__TASK ITEM__.
Every record here needs to be duplicated exactly.

__SOURCE RECORDS__.
• • •
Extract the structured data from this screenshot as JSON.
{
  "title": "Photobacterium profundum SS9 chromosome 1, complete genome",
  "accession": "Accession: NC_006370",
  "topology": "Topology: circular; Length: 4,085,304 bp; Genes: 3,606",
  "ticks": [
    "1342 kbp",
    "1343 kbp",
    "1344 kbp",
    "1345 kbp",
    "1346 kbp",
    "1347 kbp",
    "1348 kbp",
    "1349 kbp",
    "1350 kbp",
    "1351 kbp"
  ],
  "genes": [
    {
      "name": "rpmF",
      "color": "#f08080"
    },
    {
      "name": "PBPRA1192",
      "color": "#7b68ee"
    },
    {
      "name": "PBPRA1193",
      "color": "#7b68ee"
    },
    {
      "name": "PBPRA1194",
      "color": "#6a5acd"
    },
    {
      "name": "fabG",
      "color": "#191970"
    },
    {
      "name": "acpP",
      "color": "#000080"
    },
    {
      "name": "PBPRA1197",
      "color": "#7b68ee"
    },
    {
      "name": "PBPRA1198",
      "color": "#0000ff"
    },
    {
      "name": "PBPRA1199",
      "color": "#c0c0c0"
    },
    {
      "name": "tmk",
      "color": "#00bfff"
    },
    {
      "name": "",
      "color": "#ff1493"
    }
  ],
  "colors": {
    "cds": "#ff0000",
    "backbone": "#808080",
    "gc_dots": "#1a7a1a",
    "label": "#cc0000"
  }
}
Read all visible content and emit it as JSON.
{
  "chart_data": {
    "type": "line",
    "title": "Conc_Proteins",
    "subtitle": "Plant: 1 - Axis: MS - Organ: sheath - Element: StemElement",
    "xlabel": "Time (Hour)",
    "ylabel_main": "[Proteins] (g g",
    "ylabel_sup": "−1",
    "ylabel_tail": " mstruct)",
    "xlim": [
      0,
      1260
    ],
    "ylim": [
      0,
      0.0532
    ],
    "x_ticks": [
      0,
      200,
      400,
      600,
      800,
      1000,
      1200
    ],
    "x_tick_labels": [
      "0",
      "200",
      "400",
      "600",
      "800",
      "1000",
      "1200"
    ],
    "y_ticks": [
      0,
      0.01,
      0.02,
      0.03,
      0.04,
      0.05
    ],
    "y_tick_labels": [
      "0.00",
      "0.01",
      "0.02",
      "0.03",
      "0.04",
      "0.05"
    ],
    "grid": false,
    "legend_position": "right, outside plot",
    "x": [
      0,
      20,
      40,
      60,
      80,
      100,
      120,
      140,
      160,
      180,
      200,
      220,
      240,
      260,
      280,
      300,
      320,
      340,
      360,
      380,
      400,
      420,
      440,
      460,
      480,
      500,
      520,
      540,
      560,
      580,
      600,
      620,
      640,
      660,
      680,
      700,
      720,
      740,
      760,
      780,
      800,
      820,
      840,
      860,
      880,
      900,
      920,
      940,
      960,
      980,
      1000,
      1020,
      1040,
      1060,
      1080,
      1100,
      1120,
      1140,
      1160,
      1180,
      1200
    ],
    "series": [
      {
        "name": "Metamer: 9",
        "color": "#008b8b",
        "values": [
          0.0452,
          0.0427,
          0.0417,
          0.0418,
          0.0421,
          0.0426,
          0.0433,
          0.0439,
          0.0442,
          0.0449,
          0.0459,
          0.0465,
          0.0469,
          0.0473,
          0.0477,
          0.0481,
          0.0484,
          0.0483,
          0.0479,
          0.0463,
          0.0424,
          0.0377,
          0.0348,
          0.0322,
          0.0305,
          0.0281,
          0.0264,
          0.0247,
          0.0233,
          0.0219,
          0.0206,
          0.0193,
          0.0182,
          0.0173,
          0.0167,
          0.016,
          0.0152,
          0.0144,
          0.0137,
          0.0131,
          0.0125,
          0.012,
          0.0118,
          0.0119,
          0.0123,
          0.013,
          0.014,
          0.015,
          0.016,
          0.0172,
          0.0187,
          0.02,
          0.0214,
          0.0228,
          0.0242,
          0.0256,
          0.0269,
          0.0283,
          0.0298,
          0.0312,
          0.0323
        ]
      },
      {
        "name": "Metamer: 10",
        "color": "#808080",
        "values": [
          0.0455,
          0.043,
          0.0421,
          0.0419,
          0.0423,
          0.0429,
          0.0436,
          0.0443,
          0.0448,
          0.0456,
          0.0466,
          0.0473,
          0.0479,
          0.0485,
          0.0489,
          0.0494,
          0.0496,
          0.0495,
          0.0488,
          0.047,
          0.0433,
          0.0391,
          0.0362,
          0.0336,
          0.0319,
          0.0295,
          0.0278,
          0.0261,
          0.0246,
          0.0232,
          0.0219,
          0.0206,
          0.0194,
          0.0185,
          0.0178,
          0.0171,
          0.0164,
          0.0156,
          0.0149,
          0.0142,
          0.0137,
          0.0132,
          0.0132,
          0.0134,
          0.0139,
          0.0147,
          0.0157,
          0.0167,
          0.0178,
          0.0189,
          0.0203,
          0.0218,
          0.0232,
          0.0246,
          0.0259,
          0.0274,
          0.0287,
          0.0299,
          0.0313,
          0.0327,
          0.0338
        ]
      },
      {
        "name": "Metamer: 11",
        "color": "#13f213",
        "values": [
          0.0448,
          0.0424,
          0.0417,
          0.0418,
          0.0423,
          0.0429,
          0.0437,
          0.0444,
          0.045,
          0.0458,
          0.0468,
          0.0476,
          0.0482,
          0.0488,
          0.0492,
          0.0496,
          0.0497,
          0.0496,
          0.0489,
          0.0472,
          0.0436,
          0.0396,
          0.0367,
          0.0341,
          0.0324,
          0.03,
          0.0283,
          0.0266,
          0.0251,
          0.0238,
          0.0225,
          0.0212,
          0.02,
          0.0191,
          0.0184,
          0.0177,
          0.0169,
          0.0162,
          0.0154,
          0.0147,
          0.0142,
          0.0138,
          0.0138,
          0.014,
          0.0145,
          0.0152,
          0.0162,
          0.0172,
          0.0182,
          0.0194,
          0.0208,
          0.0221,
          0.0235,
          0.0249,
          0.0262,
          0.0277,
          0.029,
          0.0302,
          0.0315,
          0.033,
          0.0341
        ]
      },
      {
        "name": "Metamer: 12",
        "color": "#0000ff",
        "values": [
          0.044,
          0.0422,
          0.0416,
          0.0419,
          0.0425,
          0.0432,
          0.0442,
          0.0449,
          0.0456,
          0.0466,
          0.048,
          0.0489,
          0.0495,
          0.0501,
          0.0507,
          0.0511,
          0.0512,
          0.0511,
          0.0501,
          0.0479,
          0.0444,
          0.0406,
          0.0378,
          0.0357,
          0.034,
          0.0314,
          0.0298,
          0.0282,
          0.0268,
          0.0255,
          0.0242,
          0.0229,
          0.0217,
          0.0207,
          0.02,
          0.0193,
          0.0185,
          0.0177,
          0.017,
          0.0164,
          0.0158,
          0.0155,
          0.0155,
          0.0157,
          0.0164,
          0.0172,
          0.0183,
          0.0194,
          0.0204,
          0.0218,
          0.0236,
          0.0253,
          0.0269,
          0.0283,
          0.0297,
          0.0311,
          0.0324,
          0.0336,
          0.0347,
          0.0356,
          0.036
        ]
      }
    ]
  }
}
• • •
__ANSWER TO THIS TASK__.
Extract the structured data from this screenshot as JSON.
{
  "title": "Photobacterium profundum SS9 chromosome 1, complete genome",
  "accession": "Accession: NC_006370",
  "topology": "Topology: circular; Length: 4,085,304 bp; Genes: 3,606",
  "ticks": [
    "1342 kbp",
    "1343 kbp",
    "1344 kbp",
    "1345 kbp",
    "1346 kbp",
    "1347 kbp",
    "1348 kbp",
    "1349 kbp",
    "1350 kbp",
    "1351 kbp"
  ],
  "genes": [
    {
      "name": "rpmF",
      "color": "#f08080"
    },
    {
      "name": "PBPRA1192",
      "color": "#7b68ee"
    },
    {
      "name": "PBPRA1193",
      "color": "#7b68ee"
    },
    {
      "name": "PBPRA1194",
      "color": "#6a5acd"
    },
    {
      "name": "fabG",
      "color": "#191970"
    },
    {
      "name": "acpP",
      "color": "#000080"
    },
    {
      "name": "PBPRA1197",
      "color": "#7b68ee"
    },
    {
      "name": "PBPRA1198",
      "color": "#0000ff"
    },
    {
      "name": "PBPRA1199",
      "color": "#c0c0c0"
    },
    {
      "name": "tmk",
      "color": "#00bfff"
    },
    {
      "name": "",
      "color": "#ff1493"
    }
  ],
  "colors": {
    "cds": "#ff0000",
    "backbone": "#808080",
    "gc_dots": "#1a7a1a",
    "label": "#cc0000"
  }
}
Read all visible content and emit it as JSON.
{
  "chart_data": {
    "type": "line",
    "title": "Conc_Proteins",
    "subtitle": "Plant: 1 - Axis: MS - Organ: sheath - Element: StemElement",
    "xlabel": "Time (Hour)",
    "ylabel_main": "[Proteins] (g g",
    "ylabel_sup": "−1",
    "ylabel_tail": " mstruct)",
    "xlim": [
      0,
      1260
    ],
    "ylim": [
      0,
      0.0532
    ],
    "x_ticks": [
      0,
      200,
      400,
      600,
      800,
      1000,
      1200
    ],
    "x_tick_labels": [
      "0",
      "200",
      "400",
      "600",
      "800",
      "1000",
      "1200"
    ],
    "y_ticks": [
      0,
      0.01,
      0.02,
      0.03,
      0.04,
      0.05
    ],
    "y_tick_labels": [
      "0.00",
      "0.01",
      "0.02",
      "0.03",
      "0.04",
      "0.05"
    ],
    "grid": false,
    "legend_position": "right, outside plot",
    "x": [
      0,
      20,
      40,
      60,
      80,
      100,
      120,
      140,
      160,
      180,
      200,
      220,
      240,
      260,
      280,
      300,
      320,
      340,
      360,
      380,
      400,
      420,
      440,
      460,
      480,
      500,
      520,
      540,
      560,
      580,
      600,
      620,
      640,
      660,
      680,
      700,
      720,
      740,
      760,
      780,
      800,
      820,
      840,
      860,
      880,
      900,
      920,
      940,
      960,
      980,
      1000,
      1020,
      1040,
      1060,
      1080,
      1100,
      1120,
      1140,
      1160,
      1180,
      1200
    ],
    "series": [
      {
        "name": "Metamer: 9",
        "color": "#008b8b",
        "values": [
          0.0452,
          0.0427,
          0.0417,
          0.0418,
          0.0421,
          0.0426,
          0.0433,
          0.0439,
          0.0442,
          0.0449,
          0.0459,
          0.0465,
          0.0469,
          0.0473,
          0.0477,
          0.0481,
          0.0484,
          0.0483,
          0.0479,
          0.0463,
          0.0424,
          0.0377,
          0.0348,
          0.0322,
          0.0305,
          0.0281,
          0.0264,
          0.0247,
          0.0233,
          0.0219,
          0.0206,
          0.0193,
          0.0182,
          0.0173,
          0.0167,
          0.016,
          0.0152,
          0.0144,
          0.0137,
          0.0131,
          0.0125,
          0.012,
          0.0118,
          0.0119,
          0.0123,
          0.013,
          0.014,
          0.015,
          0.016,
          0.0172,
          0.0187,
          0.02,
          0.0214,
          0.0228,
          0.0242,
          0.0256,
          0.0269,
          0.0283,
          0.0298,
          0.0312,
          0.0323
        ]
      },
      {
        "name": "Metamer: 10",
        "color": "#808080",
        "values": [
          0.0455,
          0.043,
          0.0421,
          0.0419,
          0.0423,
          0.0429,
          0.0436,
          0.0443,
          0.0448,
          0.0456,
          0.0466,
          0.0473,
          0.0479,
          0.0485,
          0.0489,
          0.0494,
          0.0496,
          0.0495,
          0.0488,
          0.047,
          0.0433,
          0.0391,
          0.0362,
          0.0336,
          0.0319,
          0.0295,
          0.0278,
          0.0261,
          0.0246,
          0.0232,
          0.0219,
          0.0206,
          0.0194,
          0.0185,
          0.0178,
          0.0171,
          0.0164,
          0.0156,
          0.0149,
          0.0142,
          0.0137,
          0.0132,
          0.0132,
          0.0134,
          0.0139,
          0.0147,
          0.0157,
          0.0167,
          0.0178,
          0.0189,
          0.0203,
          0.0218,
          0.0232,
          0.0246,
          0.0259,
          0.0274,
          0.0287,
          0.0299,
          0.0313,
          0.0327,
          0.0338
        ]
      },
      {
        "name": "Metamer: 11",
        "color": "#13f213",
        "values": [
          0.0448,
          0.0424,
          0.0417,
          0.0418,
          0.0423,
          0.0429,
          0.0437,
          0.0444,
          0.045,
          0.0458,
          0.0468,
          0.0476,
          0.0482,
          0.0488,
          0.0492,
          0.0496,
          0.0497,
          0.0496,
          0.0489,
          0.0472,
          0.0436,
          0.0396,
          0.0367,
          0.0341,
          0.0324,
          0.03,
          0.0283,
          0.0266,
          0.0251,
          0.0238,
          0.0225,
          0.0212,
          0.02,
          0.0191,
          0.0184,
          0.0177,
          0.0169,
          0.0162,
          0.0154,
          0.0147,
          0.0142,
          0.0138,
          0.0138,
          0.014,
          0.0145,
          0.0152,
          0.0162,
          0.0172,
          0.0182,
          0.0194,
          0.0208,
          0.0221,
          0.0235,
          0.0249,
          0.0262,
          0.0277,
          0.029,
          0.0302,
          0.0315,
          0.033,
          0.0341
        ]
      },
      {
        "name": "Metamer: 12",
        "color": "#0000ff",
        "values": [
          0.044,
          0.0422,
          0.0416,
          0.0419,
          0.0425,
          0.0432,
          0.0442,
          0.0449,
          0.0456,
          0.0466,
          0.048,
          0.0489,
          0.0495,
          0.0501,
          0.0507,
          0.0511,
          0.0512,
          0.0511,
          0.0501,
          0.0479,
          0.0444,
          0.0406,
          0.0378,
          0.0357,
          0.034,
          0.0314,
          0.0298,
          0.0282,
          0.0268,
          0.0255,
          0.0242,
          0.0229,
          0.0217,
          0.0207,
          0.02,
          0.0193,
          0.0185,
          0.0177,
          0.017,
          0.0164,
          0.0158,
          0.0155,
          0.0155,
          0.0157,
          0.0164,
          0.0172,
          0.0183,
          0.0194,
          0.0204,
          0.0218,
          0.0236,
          0.0253,
          0.0269,
          0.0283,
          0.0297,
          0.0311,
          0.0324,
          0.0336,
          0.0347,
          0.0356,
          0.036
        ]
      }
    ]
  }
}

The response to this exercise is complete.